*Stated goal*
Every line holding the word "草稿纸和答题卡上的非答题区域均无效" counts once. Give the total, nothing more.

*Dataset excerpts*
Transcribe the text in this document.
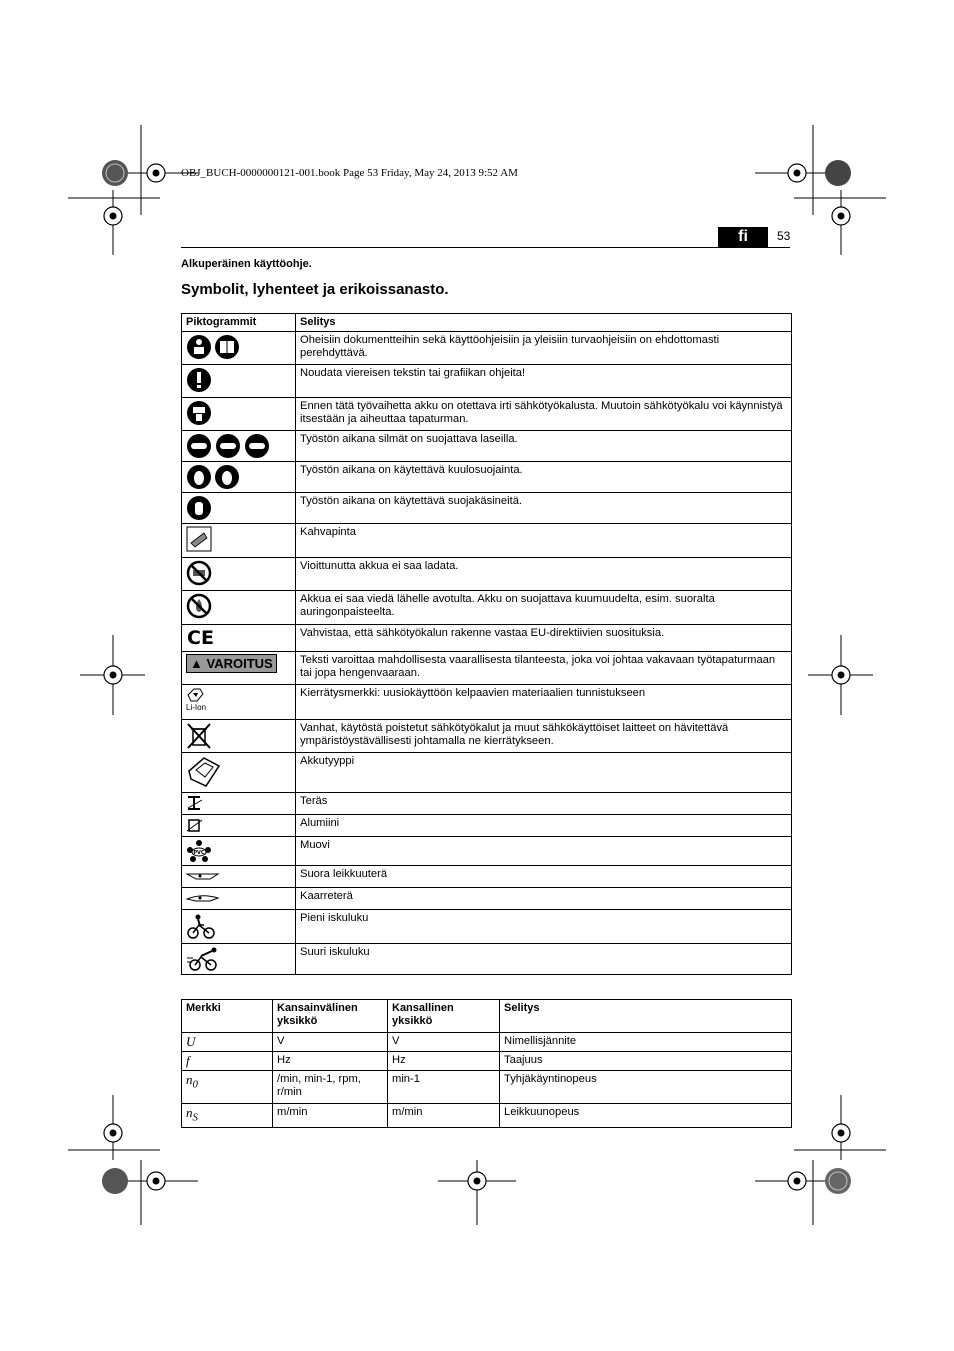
OBJ_BUCH-0000000121-001.book Page 53 Friday, May 24, 2013 9:52 AM
fi	53
Alkuperäinen käyttöohje.
Symbolit, lyhenteet ja erikoissanasto.
Piktogrammit	Selitys
	Oheisiin dokumentteihin sekä käyttöohjeisiin ja yleisiin turvaohjeisiin on ehdottomasti perehdyttävä.
	Noudata viereisen tekstin tai grafiikan ohjeita!
	Ennen tätä työvaihetta akku on otettava irti sähkötyökalusta. Muutoin sähkötyökalu voi käynnistyä itsestään ja aiheuttaa tapaturman.
	Työstön aikana silmät on suojattava laseilla.
	Työstön aikana on käytettävä kuulosuojainta.
	Työstön aikana on käytettävä suojakäsineitä.
	Kahvapinta
	Vioittunutta akkua ei saa ladata.
	Akkua ei saa viedä lähelle avotulta. Akku on suojattava kuumuudelta, esim. suoralta auringonpaisteelta.

CE	Vahvistaa, että sähkötyökalun rakenne vastaa EU-direktiivien suosituksia.
▲ VAROITUS	Teksti varoittaa mahdollisesta vaarallisesta tilanteesta, joka voi johtaa vakavaan työtapaturmaan tai jopa hengenvaaraan.

Li-Ion	Kierrätysmerkki: uusiokäyttöön kelpaavien materiaalien tunnistukseen
	Vanhat, käytöstä poistetut sähkötyökalut ja muut sähkökäyttöiset laitteet on hävitettävä ympäristöystävällisesti johtamalla ne kierrätykseen.
	Akkutyyppi
	Teräs
	Alumiini

PVC	Muovi
	Suora leikkuuterä
	Kaarreterä
	Pieni iskuluku
	Suuri iskuluku
Merkki	Kansainvälinen yksikkö	Kansallinen yksikkö	Selitys
U	V	V	Nimellisjännite
f	Hz	Hz	Taajuus
$n_0$	/min, min-1, rpm, r/min	min-1	Tyhjäkäyntinopeus
$n_S$	m/min	m/min	Leikkuunopeus
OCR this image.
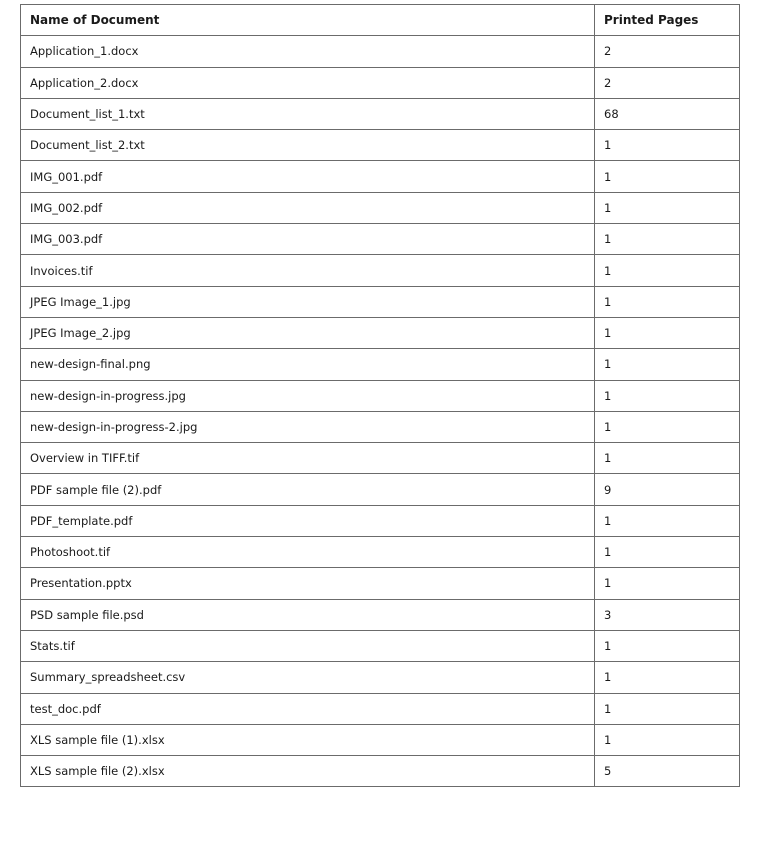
Name of Document	Printed Pages
Application_1.docx	2
Application_2.docx	2
Document_list_1.txt	68
Document_list_2.txt	1
IMG_001.pdf	1
IMG_002.pdf	1
IMG_003.pdf	1
Invoices.tif	1
JPEG Image_1.jpg	1
JPEG Image_2.jpg	1
new-design-final.png	1
new-design-in-progress.jpg	1
new-design-in-progress-2.jpg	1
Overview in TIFF.tif	1
PDF sample file (2).pdf	9
PDF_template.pdf	1
Photoshoot.tif	1
Presentation.pptx	1
PSD sample file.psd	3
Stats.tif	1
Summary_spreadsheet.csv	1
test_doc.pdf	1
XLS sample file (1).xlsx	1
XLS sample file (2).xlsx	5
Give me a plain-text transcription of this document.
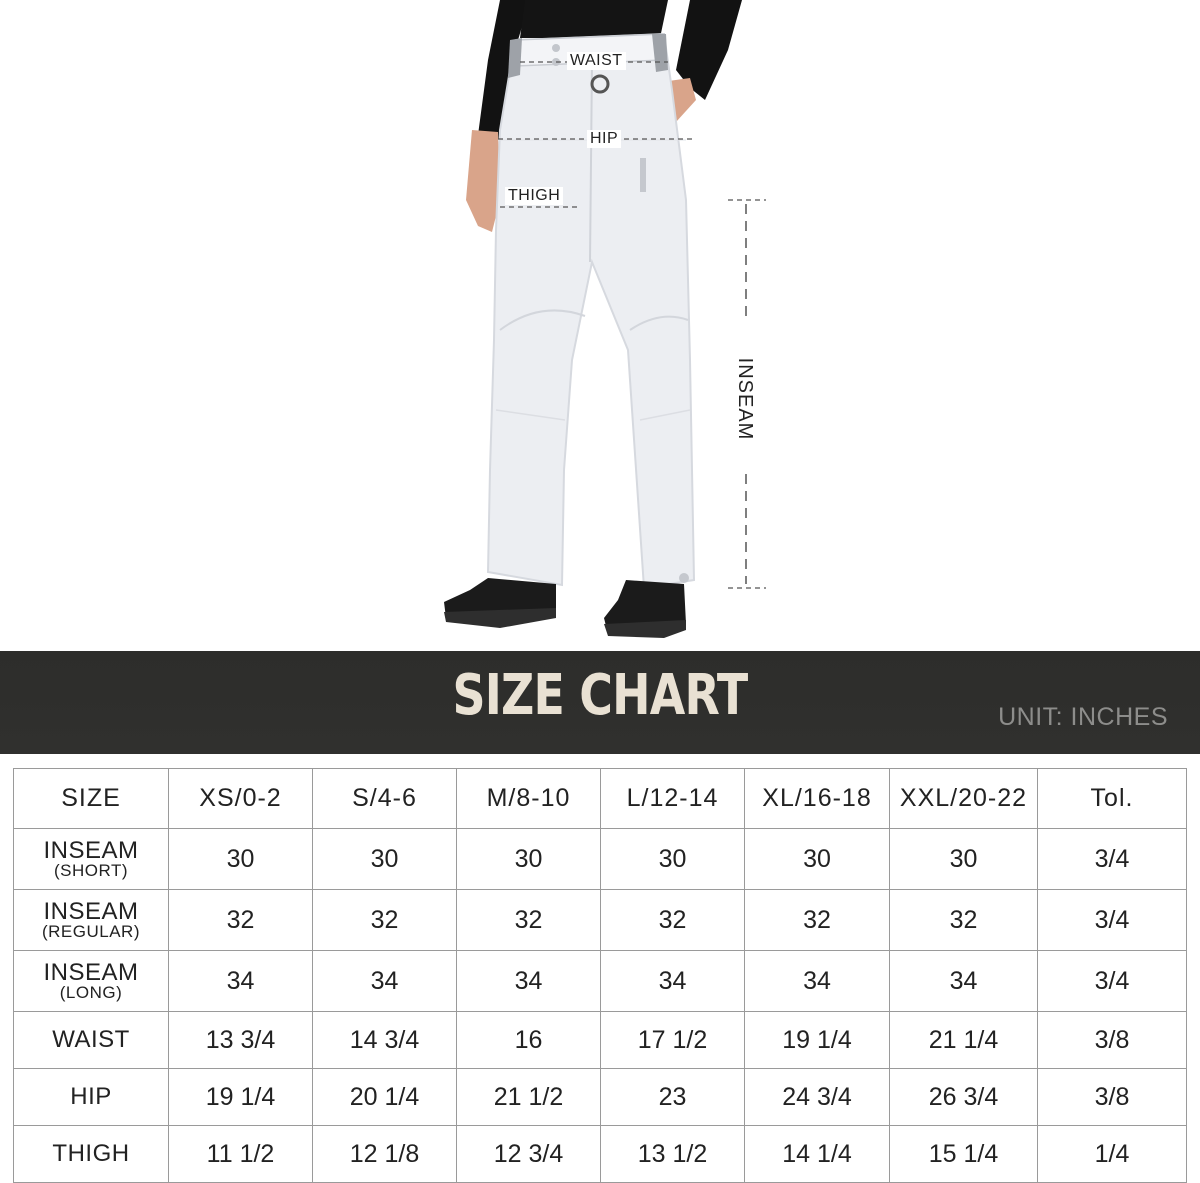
WAIST
HIP
THIGH
INSEAM
SIZE CHART	UNIT: INCHES
SIZE	XS/0-2	S/4-6	M/8-10	L/12-14	XL/16-18	XXL/20-22	Tol.

INSEAM
(SHORT)	30	30	30	30	30	30	3/4

INSEAM
(REGULAR)	32	32	32	32	32	32	3/4

INSEAM
(LONG)	34	34	34	34	34	34	3/4

WAIST	13 3/4	14 3/4	16	17 1/2	19 1/4	21 1/4	3/8

HIP	19 1/4	20 1/4	21 1/2	23	24 3/4	26 3/4	3/8

THIGH	11 1/2	12 1/8	12 3/4	13 1/2	14 1/4	15 1/4	1/4
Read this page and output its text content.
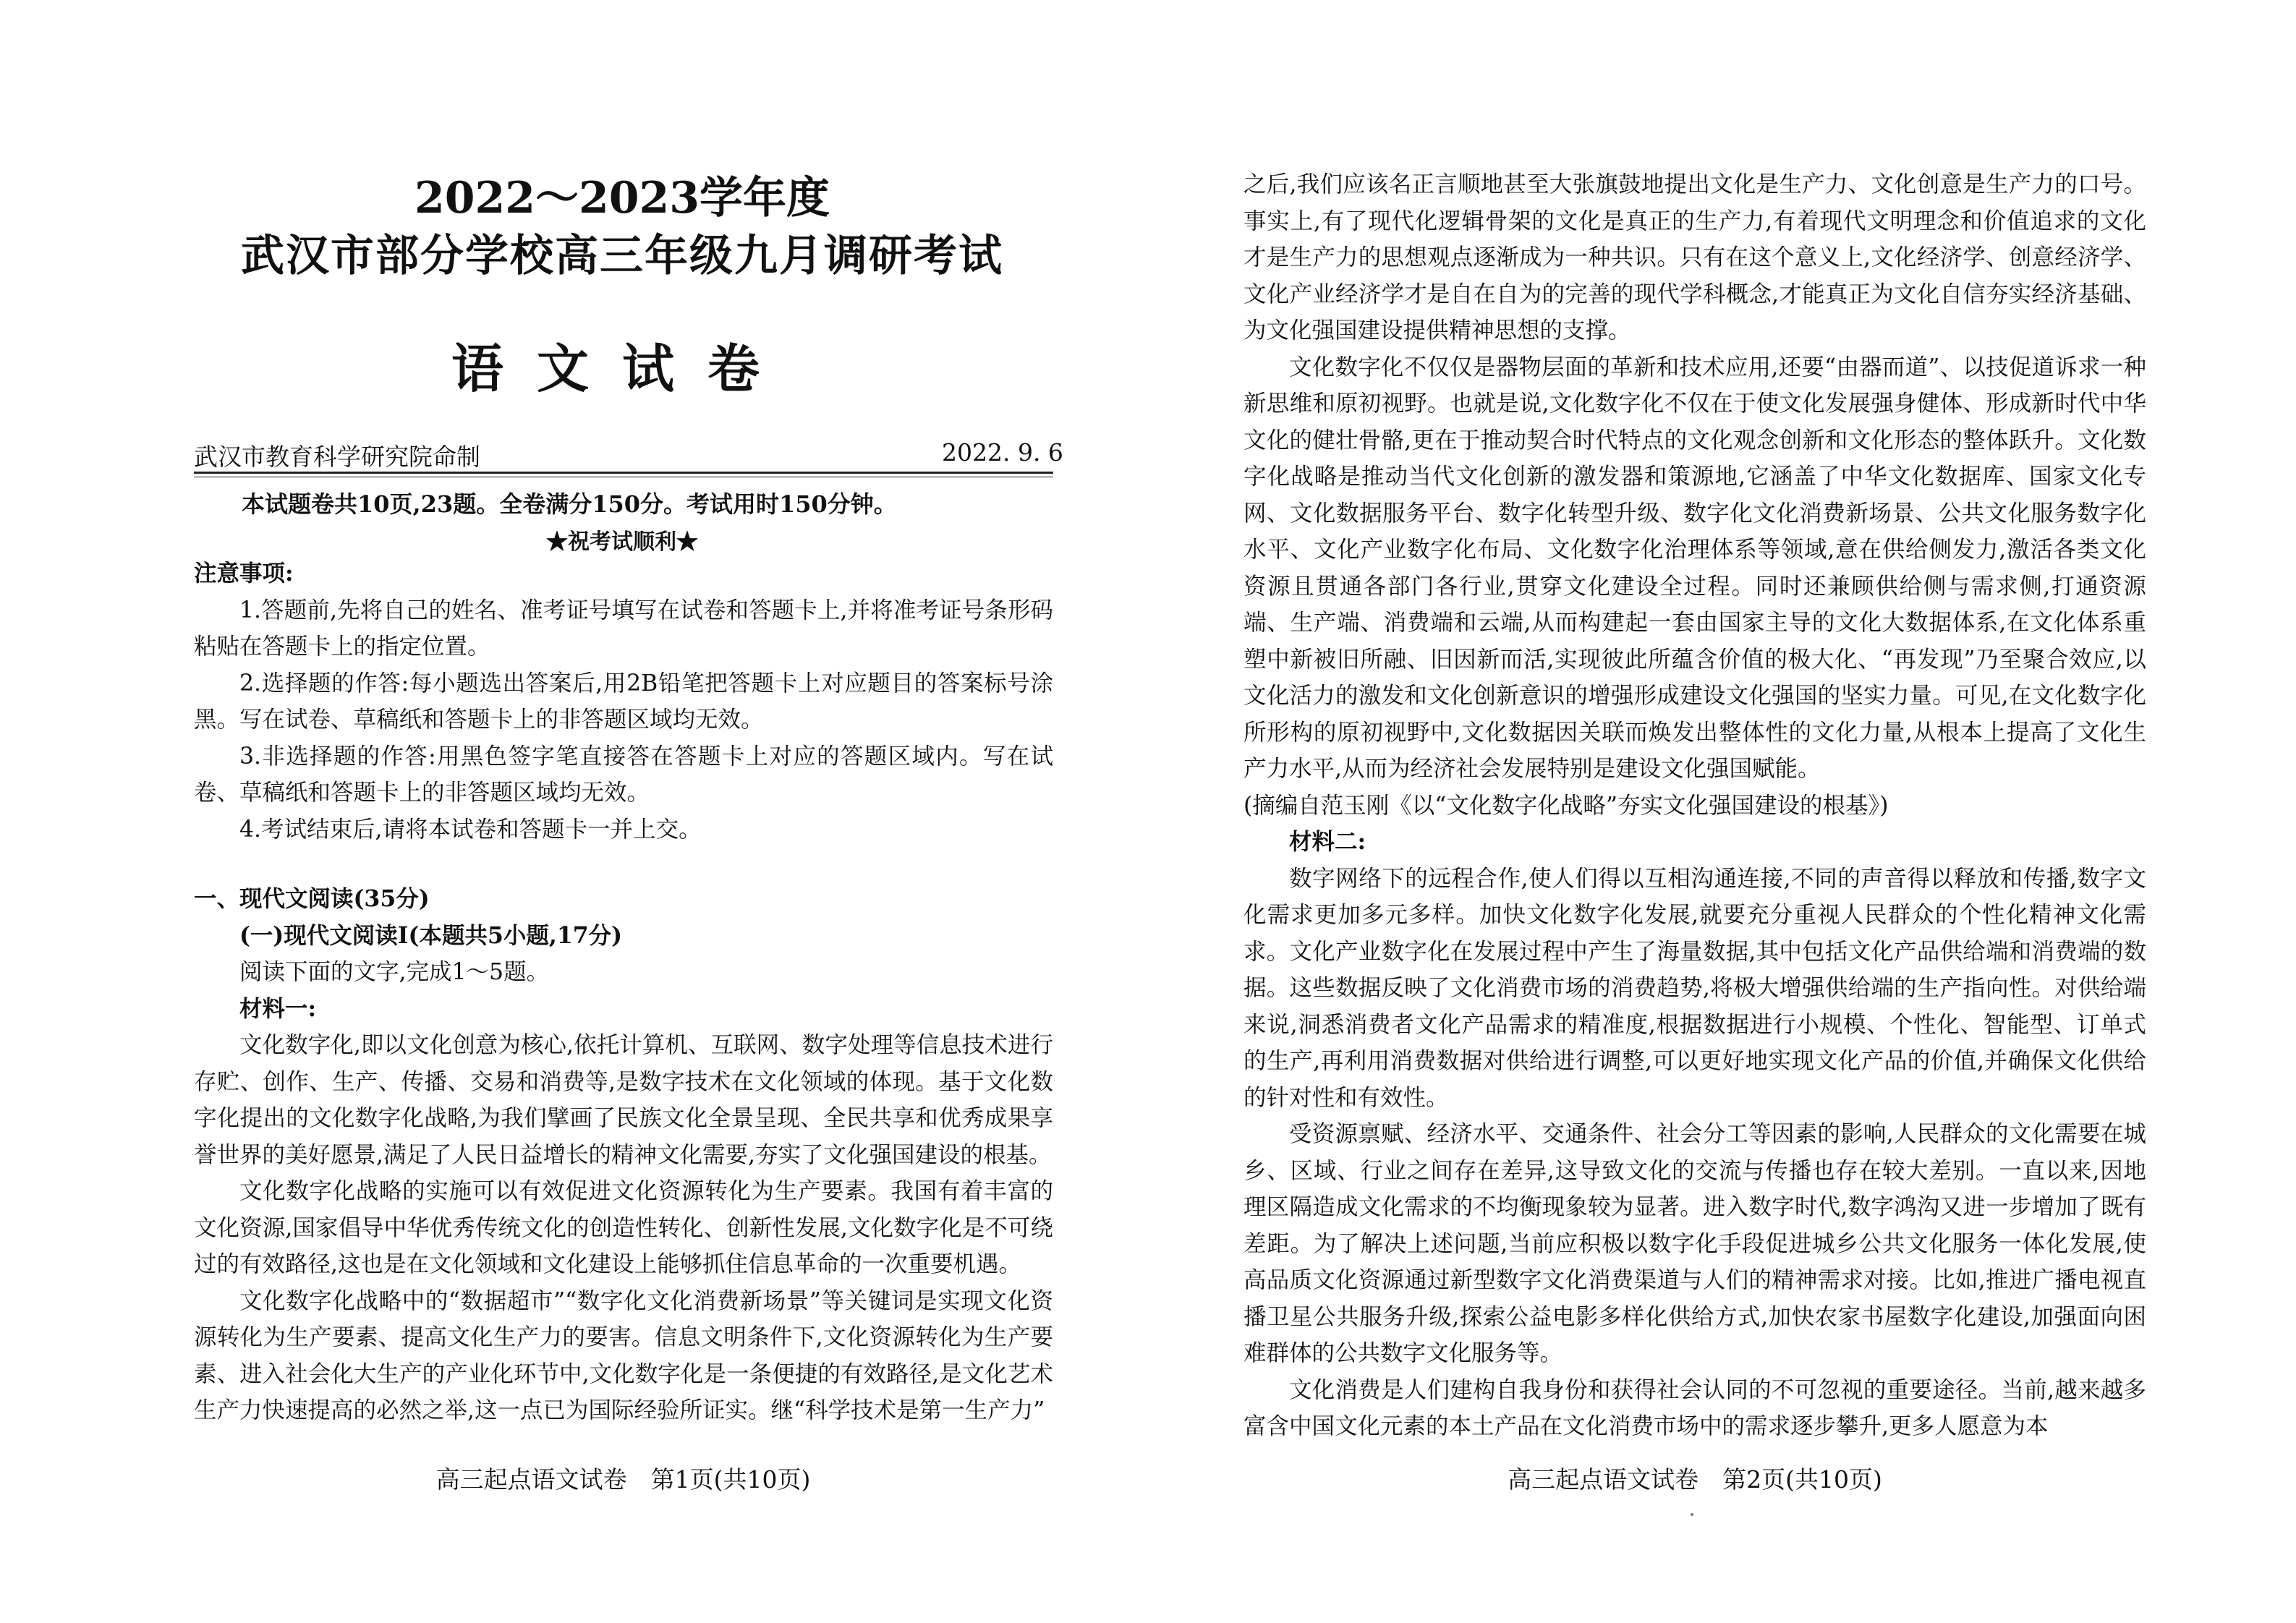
2022～2023学年度
武汉市部分学校高三年级九月调研考试
语文试卷
武汉市教育科学研究院命制	2022. 9. 6
本试题卷共10页,23题。全卷满分150分。考试用时150分钟。
★祝考试顺利★
注意事项:

1.答题前,先将自己的姓名、准考证号填写在试卷和答题卡上,并将准考证号条形码粘贴在答题卡上的指定位置。

2.选择题的作答:每小题选出答案后,用2B铅笔把答题卡上对应题目的答案标号涂黑。写在试卷、草稿纸和答题卡上的非答题区域均无效。

3.非选择题的作答:用黑色签字笔直接答在答题卡上对应的答题区域内。写在试卷、草稿纸和答题卡上的非答题区域均无效。

4.考试结束后,请将本试卷和答题卡一并上交。

一、现代文阅读(35分)
(一)现代文阅读Ⅰ(本题共5小题,17分)
阅读下面的文字,完成1～5题。
材料一:

文化数字化,即以文化创意为核心,依托计算机、互联网、数字处理等信息技术进行存贮、创作、生产、传播、交易和消费等,是数字技术在文化领域的体现。基于文化数字化提出的文化数字化战略,为我们擘画了民族文化全景呈现、全民共享和优秀成果享誉世界的美好愿景,满足了人民日益增长的精神文化需要,夯实了文化强国建设的根基。

文化数字化战略的实施可以有效促进文化资源转化为生产要素。我国有着丰富的文化资源,国家倡导中华优秀传统文化的创造性转化、创新性发展,文化数字化是不可绕过的有效路径,这也是在文化领域和文化建设上能够抓住信息革命的一次重要机遇。

文化数字化战略中的“数据超市”“数字化文化消费新场景”等关键词是实现文化资源转化为生产要素、提高文化生产力的要害。信息文明条件下,文化资源转化为生产要素、进入社会化大生产的产业化环节中,文化数字化是一条便捷的有效路径,是文化艺术生产力快速提高的必然之举,这一点已为国际经验所证实。继“科学技术是第一生产力”

高三起点语文试卷　第1页(共10页)

之后,我们应该名正言顺地甚至大张旗鼓地提出文化是生产力、文化创意是生产力的口号。事实上,有了现代化逻辑骨架的文化是真正的生产力,有着现代文明理念和价值追求的文化才是生产力的思想观点逐渐成为一种共识。只有在这个意义上,文化经济学、创意经济学、文化产业经济学才是自在自为的完善的现代学科概念,才能真正为文化自信夯实经济基础、为文化强国建设提供精神思想的支撑。

文化数字化不仅仅是器物层面的革新和技术应用,还要“由器而道”、以技促道诉求一种新思维和原初视野。也就是说,文化数字化不仅在于使文化发展强身健体、形成新时代中华文化的健壮骨骼,更在于推动契合时代特点的文化观念创新和文化形态的整体跃升。文化数字化战略是推动当代文化创新的激发器和策源地,它涵盖了中华文化数据库、国家文化专网、文化数据服务平台、数字化转型升级、数字化文化消费新场景、公共文化服务数字化水平、文化产业数字化布局、文化数字化治理体系等领域,意在供给侧发力,激活各类文化资源且贯通各部门各行业,贯穿文化建设全过程。同时还兼顾供给侧与需求侧,打通资源端、生产端、消费端和云端,从而构建起一套由国家主导的文化大数据体系,在文化体系重塑中新被旧所融、旧因新而活,实现彼此所蕴含价值的极大化、“再发现”乃至聚合效应,以文化活力的激发和文化创新意识的增强形成建设文化强国的坚实力量。可见,在文化数字化所形构的原初视野中,文化数据因关联而焕发出整体性的文化力量,从根本上提高了文化生产力水平,从而为经济社会发展特别是建设文化强国赋能。

(摘编自范玉刚《以“文化数字化战略”夯实文化强国建设的根基》)
材料二:

数字网络下的远程合作,使人们得以互相沟通连接,不同的声音得以释放和传播,数字文化需求更加多元多样。加快文化数字化发展,就要充分重视人民群众的个性化精神文化需求。文化产业数字化在发展过程中产生了海量数据,其中包括文化产品供给端和消费端的数据。这些数据反映了文化消费市场的消费趋势,将极大增强供给端的生产指向性。对供给端来说,洞悉消费者文化产品需求的精准度,根据数据进行小规模、个性化、智能型、订单式的生产,再利用消费数据对供给进行调整,可以更好地实现文化产品的价值,并确保文化供给的针对性和有效性。

受资源禀赋、经济水平、交通条件、社会分工等因素的影响,人民群众的文化需要在城乡、区域、行业之间存在差异,这导致文化的交流与传播也存在较大差别。一直以来,因地理区隔造成文化需求的不均衡现象较为显著。进入数字时代,数字鸿沟又进一步增加了既有差距。为了解决上述问题,当前应积极以数字化手段促进城乡公共文化服务一体化发展,使高品质文化资源通过新型数字文化消费渠道与人们的精神需求对接。比如,推进广播电视直播卫星公共服务升级,探索公益电影多样化供给方式,加快农家书屋数字化建设,加强面向困难群体的公共数字文化服务等。

文化消费是人们建构自我身份和获得社会认同的不可忽视的重要途径。当前,越来越多富含中国文化元素的本土产品在文化消费市场中的需求逐步攀升,更多人愿意为本

高三起点语文试卷　第2页(共10页)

*Final result*
2